Records contained in a dataset
* * * * * * * * *
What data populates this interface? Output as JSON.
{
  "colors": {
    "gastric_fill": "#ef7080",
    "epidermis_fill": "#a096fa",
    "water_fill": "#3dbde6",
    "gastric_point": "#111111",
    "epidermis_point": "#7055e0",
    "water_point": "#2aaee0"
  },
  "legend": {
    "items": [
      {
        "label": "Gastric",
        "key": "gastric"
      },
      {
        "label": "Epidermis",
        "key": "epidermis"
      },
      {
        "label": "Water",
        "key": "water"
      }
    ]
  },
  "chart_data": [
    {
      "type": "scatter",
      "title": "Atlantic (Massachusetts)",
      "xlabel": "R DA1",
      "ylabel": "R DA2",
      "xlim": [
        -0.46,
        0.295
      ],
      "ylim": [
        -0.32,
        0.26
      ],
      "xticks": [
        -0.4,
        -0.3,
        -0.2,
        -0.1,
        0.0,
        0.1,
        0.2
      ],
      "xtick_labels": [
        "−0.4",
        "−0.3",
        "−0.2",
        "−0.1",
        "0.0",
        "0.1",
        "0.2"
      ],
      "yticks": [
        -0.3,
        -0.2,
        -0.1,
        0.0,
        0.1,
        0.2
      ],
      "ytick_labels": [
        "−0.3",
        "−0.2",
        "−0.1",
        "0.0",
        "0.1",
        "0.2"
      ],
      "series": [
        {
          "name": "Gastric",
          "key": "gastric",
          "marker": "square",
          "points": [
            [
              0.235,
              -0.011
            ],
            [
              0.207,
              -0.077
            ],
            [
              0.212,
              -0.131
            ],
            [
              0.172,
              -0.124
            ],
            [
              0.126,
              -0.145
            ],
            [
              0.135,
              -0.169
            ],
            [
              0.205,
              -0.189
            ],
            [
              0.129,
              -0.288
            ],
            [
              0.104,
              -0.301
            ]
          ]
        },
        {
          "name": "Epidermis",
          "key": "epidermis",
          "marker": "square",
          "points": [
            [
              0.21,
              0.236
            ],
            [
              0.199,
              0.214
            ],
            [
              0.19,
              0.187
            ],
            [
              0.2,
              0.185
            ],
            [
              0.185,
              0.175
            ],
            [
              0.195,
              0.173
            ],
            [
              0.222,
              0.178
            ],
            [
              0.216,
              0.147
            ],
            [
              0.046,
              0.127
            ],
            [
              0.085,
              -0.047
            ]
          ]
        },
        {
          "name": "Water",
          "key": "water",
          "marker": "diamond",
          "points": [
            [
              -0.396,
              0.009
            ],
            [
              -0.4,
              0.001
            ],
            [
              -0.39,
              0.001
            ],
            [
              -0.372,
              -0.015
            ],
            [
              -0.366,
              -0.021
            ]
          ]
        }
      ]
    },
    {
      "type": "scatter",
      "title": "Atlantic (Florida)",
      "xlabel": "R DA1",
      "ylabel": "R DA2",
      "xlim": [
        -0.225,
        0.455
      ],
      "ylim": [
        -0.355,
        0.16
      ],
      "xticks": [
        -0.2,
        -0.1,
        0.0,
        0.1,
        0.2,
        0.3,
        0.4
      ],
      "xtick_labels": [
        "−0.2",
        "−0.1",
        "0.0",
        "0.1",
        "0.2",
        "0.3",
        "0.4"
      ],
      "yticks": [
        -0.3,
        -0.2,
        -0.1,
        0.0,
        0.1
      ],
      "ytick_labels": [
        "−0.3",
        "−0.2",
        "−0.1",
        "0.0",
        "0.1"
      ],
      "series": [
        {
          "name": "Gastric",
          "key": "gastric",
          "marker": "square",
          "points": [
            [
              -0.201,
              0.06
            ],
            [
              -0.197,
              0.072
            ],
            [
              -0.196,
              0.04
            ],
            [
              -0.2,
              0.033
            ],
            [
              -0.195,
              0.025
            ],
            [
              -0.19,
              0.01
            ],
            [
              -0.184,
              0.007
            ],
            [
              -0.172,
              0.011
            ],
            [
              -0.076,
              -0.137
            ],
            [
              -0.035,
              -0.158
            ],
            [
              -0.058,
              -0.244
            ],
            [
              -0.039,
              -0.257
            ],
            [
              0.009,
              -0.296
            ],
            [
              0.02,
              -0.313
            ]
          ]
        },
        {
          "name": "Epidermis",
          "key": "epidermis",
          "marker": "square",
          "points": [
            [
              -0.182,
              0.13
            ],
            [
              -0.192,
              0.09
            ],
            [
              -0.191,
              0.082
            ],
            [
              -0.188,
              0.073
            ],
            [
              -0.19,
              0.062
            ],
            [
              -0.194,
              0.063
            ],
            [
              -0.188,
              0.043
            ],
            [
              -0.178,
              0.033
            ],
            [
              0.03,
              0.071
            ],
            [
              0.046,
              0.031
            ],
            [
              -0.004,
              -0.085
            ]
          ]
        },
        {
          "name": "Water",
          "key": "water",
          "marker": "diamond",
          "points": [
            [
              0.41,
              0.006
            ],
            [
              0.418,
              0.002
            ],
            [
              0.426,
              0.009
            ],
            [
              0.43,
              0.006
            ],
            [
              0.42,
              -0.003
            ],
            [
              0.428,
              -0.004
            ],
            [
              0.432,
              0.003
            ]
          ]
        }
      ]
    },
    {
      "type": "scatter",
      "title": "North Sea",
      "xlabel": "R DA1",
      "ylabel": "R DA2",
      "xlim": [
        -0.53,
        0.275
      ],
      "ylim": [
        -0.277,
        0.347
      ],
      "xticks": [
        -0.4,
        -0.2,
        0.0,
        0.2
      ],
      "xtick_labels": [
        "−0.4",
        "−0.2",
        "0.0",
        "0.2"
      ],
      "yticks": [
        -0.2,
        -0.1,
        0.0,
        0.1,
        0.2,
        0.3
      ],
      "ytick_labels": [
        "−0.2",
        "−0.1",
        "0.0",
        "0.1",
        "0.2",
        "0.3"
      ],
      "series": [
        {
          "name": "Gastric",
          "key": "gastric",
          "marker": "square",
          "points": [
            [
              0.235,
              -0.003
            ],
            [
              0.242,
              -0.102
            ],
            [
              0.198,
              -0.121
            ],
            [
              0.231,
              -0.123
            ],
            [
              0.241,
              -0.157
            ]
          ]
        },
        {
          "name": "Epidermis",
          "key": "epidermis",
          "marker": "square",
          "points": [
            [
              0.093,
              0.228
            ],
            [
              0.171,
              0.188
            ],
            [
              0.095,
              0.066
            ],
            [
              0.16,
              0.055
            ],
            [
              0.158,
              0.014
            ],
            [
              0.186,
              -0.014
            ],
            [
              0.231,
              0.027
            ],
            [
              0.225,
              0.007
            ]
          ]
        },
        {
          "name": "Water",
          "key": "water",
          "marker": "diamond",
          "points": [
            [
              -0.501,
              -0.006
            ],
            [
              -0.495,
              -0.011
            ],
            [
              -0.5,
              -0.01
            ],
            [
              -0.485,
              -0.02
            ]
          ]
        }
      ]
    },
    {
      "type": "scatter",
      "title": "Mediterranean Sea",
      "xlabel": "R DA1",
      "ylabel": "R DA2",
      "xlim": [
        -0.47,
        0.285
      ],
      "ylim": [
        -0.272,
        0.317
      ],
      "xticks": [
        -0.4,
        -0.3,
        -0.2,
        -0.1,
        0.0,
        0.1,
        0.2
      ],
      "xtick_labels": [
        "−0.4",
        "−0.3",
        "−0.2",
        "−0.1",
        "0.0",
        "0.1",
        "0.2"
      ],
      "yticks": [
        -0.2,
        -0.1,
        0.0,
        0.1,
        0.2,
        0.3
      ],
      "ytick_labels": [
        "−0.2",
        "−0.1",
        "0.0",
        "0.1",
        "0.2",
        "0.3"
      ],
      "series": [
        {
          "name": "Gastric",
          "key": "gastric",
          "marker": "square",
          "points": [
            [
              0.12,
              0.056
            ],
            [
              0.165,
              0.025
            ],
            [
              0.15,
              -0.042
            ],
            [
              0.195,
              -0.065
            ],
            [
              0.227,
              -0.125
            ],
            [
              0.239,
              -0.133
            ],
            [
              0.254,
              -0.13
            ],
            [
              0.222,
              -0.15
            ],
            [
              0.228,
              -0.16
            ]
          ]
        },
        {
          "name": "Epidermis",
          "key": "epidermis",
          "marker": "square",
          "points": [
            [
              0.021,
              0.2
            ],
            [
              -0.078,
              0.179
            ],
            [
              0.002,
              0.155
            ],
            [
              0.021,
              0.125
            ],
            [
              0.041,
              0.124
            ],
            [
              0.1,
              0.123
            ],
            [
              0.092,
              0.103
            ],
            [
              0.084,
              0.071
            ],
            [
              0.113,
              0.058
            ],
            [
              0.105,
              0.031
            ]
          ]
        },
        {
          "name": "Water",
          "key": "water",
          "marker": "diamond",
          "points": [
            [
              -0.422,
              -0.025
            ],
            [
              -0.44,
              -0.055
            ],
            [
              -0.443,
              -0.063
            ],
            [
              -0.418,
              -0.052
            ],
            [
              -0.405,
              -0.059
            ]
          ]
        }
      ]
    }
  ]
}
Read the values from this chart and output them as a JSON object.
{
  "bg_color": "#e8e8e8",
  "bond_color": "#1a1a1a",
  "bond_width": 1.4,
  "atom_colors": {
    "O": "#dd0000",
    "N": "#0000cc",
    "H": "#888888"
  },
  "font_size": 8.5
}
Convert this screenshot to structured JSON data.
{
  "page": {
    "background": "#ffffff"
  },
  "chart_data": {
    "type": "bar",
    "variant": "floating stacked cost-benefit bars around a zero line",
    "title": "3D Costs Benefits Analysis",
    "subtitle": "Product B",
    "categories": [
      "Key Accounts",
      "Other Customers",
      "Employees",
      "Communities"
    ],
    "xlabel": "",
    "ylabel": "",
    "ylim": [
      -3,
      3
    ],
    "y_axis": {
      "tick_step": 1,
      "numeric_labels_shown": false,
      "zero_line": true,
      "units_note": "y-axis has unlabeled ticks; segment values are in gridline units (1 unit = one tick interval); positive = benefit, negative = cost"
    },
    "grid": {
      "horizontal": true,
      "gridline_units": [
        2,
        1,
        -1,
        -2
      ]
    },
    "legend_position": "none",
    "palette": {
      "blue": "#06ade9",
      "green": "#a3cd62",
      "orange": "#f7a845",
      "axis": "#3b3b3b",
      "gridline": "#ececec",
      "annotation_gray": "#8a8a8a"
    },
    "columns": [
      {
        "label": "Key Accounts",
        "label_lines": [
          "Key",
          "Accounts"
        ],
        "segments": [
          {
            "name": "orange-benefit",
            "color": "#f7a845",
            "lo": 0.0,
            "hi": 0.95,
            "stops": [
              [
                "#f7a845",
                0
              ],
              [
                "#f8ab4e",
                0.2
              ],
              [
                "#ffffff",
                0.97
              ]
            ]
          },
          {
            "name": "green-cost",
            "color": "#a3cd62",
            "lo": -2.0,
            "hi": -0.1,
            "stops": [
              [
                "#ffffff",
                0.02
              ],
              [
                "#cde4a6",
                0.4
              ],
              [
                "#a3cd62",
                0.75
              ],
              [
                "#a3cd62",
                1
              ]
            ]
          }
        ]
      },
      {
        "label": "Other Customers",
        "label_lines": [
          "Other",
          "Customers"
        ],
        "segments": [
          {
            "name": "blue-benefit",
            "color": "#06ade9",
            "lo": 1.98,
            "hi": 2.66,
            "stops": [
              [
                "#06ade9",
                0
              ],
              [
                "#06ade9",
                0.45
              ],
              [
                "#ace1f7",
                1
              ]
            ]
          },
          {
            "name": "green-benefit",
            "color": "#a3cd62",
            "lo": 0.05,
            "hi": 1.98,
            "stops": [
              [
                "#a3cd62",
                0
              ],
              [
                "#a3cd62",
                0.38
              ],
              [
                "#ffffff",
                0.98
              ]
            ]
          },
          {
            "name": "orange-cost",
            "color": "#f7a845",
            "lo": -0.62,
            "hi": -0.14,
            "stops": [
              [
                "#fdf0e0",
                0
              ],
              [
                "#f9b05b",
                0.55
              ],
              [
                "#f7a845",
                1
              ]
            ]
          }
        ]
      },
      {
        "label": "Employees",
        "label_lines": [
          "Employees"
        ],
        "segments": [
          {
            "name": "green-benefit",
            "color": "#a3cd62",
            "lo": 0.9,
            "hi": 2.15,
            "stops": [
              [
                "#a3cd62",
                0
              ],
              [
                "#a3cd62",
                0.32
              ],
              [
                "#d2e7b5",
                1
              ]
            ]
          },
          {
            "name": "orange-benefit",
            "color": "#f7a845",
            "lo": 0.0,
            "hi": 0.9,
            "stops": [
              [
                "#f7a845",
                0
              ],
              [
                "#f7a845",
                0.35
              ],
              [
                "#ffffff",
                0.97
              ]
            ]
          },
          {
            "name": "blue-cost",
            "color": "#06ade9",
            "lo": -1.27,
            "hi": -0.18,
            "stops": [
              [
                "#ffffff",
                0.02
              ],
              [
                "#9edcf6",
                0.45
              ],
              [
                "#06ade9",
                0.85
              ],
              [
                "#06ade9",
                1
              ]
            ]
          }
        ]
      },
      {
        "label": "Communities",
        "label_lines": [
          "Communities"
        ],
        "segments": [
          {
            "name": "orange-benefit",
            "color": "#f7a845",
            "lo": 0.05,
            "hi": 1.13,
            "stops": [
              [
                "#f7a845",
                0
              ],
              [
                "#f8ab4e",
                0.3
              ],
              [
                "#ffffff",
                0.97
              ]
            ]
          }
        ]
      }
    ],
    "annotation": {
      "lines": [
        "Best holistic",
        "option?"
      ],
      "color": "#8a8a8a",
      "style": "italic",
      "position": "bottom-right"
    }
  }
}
* * * * * * * * *
• [WORK TO DO]
In the listing above, find the lines holding the word "Accounts" and copy them.

• [ANSWER]
      "Key Accounts",
        "label": "Key Accounts",
          "Accounts"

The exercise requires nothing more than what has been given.